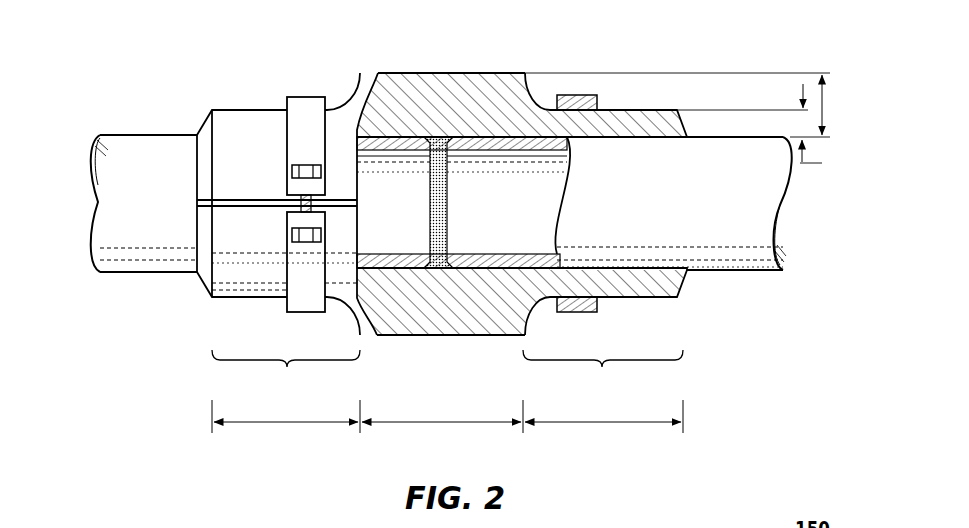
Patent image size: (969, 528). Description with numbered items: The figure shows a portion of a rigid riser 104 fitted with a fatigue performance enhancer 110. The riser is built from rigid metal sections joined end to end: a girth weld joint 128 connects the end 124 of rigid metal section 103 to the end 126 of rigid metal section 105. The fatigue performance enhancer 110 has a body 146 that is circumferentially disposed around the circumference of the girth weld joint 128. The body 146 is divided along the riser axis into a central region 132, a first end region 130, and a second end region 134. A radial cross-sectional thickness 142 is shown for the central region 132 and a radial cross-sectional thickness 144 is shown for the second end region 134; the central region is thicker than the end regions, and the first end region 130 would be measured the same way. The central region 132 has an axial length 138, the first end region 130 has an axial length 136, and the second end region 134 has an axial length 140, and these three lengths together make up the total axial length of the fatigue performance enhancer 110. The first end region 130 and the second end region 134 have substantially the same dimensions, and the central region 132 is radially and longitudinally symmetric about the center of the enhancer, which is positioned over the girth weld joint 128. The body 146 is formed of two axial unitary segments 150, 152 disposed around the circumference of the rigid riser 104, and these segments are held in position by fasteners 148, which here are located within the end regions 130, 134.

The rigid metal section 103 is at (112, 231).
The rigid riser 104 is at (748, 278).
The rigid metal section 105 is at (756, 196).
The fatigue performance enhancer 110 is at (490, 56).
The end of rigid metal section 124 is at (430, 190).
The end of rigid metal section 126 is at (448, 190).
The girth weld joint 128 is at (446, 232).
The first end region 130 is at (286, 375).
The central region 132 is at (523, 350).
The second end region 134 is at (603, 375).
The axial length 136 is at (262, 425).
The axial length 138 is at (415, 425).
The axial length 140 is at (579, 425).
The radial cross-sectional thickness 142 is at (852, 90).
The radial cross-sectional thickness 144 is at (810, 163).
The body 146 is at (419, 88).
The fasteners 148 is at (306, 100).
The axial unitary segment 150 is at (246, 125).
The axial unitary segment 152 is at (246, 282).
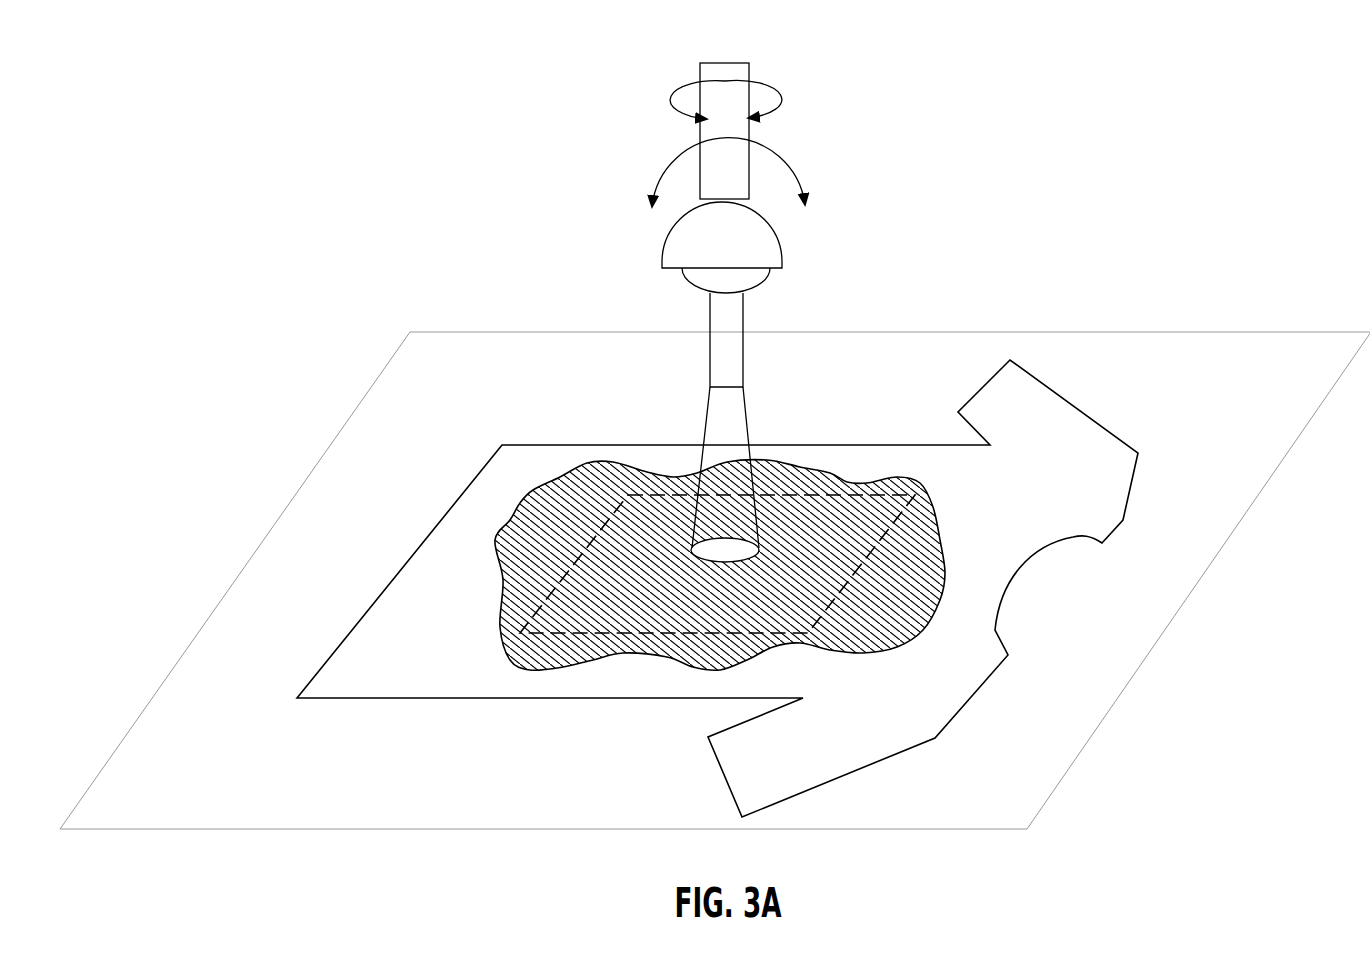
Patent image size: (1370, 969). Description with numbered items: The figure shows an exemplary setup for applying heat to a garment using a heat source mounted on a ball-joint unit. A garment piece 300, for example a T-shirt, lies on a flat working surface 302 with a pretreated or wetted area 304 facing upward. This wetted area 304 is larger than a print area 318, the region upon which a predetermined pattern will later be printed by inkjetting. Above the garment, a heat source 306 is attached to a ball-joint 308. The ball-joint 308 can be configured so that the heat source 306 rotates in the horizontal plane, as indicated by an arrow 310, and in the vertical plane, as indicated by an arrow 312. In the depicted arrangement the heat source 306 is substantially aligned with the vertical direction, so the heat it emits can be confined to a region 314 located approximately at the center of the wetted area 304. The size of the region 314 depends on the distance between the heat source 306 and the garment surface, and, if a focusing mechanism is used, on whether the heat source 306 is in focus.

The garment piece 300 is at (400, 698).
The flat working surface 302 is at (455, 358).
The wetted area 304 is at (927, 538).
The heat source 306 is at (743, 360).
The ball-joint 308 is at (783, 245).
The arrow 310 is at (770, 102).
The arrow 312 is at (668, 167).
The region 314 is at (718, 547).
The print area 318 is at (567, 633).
┄┄┄┄┄┄┄┄┄┄
§ Work to be completed:
Can you copy both items above verbatim, with every description and position line, but without the pictures?

§ Answer to the problem:
Patent image size: (969, 528). Description with numbered items: The figure shows a portion of a rigid riser 104 fitted with a fatigue performance enhancer 110. The riser is built from rigid metal sections joined end to end: a girth weld joint 128 connects the end 124 of rigid metal section 103 to the end 126 of rigid metal section 105. The fatigue performance enhancer 110 has a body 146 that is circumferentially disposed around the circumference of the girth weld joint 128. The body 146 is divided along the riser axis into a central region 132, a first end region 130, and a second end region 134. A radial cross-sectional thickness 142 is shown for the central region 132 and a radial cross-sectional thickness 144 is shown for the second end region 134; the central region is thicker than the end regions, and the first end region 130 would be measured the same way. The central region 132 has an axial length 138, the first end region 130 has an axial length 136, and the second end region 134 has an axial length 140, and these three lengths together make up the total axial length of the fatigue performance enhancer 110. The first end region 130 and the second end region 134 have substantially the same dimensions, and the central region 132 is radially and longitudinally symmetric about the center of the enhancer, which is positioned over the girth weld joint 128. The body 146 is formed of two axial unitary segments 150, 152 disposed around the circumference of the rigid riser 104, and these segments are held in position by fasteners 148, which here are located within the end regions 130, 134.

The rigid metal section 103 is at (112, 231).
The rigid riser 104 is at (748, 278).
The rigid metal section 105 is at (756, 196).
The fatigue performance enhancer 110 is at (490, 56).
The end of rigid metal section 124 is at (430, 190).
The end of rigid metal section 126 is at (448, 190).
The girth weld joint 128 is at (446, 232).
The first end region 130 is at (286, 375).
The central region 132 is at (523, 350).
The second end region 134 is at (603, 375).
The axial length 136 is at (262, 425).
The axial length 138 is at (415, 425).
The axial length 140 is at (579, 425).
The radial cross-sectional thickness 142 is at (852, 90).
The radial cross-sectional thickness 144 is at (810, 163).
The body 146 is at (419, 88).
The fasteners 148 is at (306, 100).
The axial unitary segment 150 is at (246, 125).
The axial unitary segment 152 is at (246, 282).
Patent image size: (1370, 969). Description with numbered items: The figure shows an exemplary setup for applying heat to a garment using a heat source mounted on a ball-joint unit. A garment piece 300, for example a T-shirt, lies on a flat working surface 302 with a pretreated or wetted area 304 facing upward. This wetted area 304 is larger than a print area 318, the region upon which a predetermined pattern will later be printed by inkjetting. Above the garment, a heat source 306 is attached to a ball-joint 308. The ball-joint 308 can be configured so that the heat source 306 rotates in the horizontal plane, as indicated by an arrow 310, and in the vertical plane, as indicated by an arrow 312. In the depicted arrangement the heat source 306 is substantially aligned with the vertical direction, so the heat it emits can be confined to a region 314 located approximately at the center of the wetted area 304. The size of the region 314 depends on the distance between the heat source 306 and the garment surface, and, if a focusing mechanism is used, on whether the heat source 306 is in focus.

The garment piece 300 is at (400, 698).
The flat working surface 302 is at (455, 358).
The wetted area 304 is at (927, 538).
The heat source 306 is at (743, 360).
The ball-joint 308 is at (783, 245).
The arrow 310 is at (770, 102).
The arrow 312 is at (668, 167).
The region 314 is at (718, 547).
The print area 318 is at (567, 633).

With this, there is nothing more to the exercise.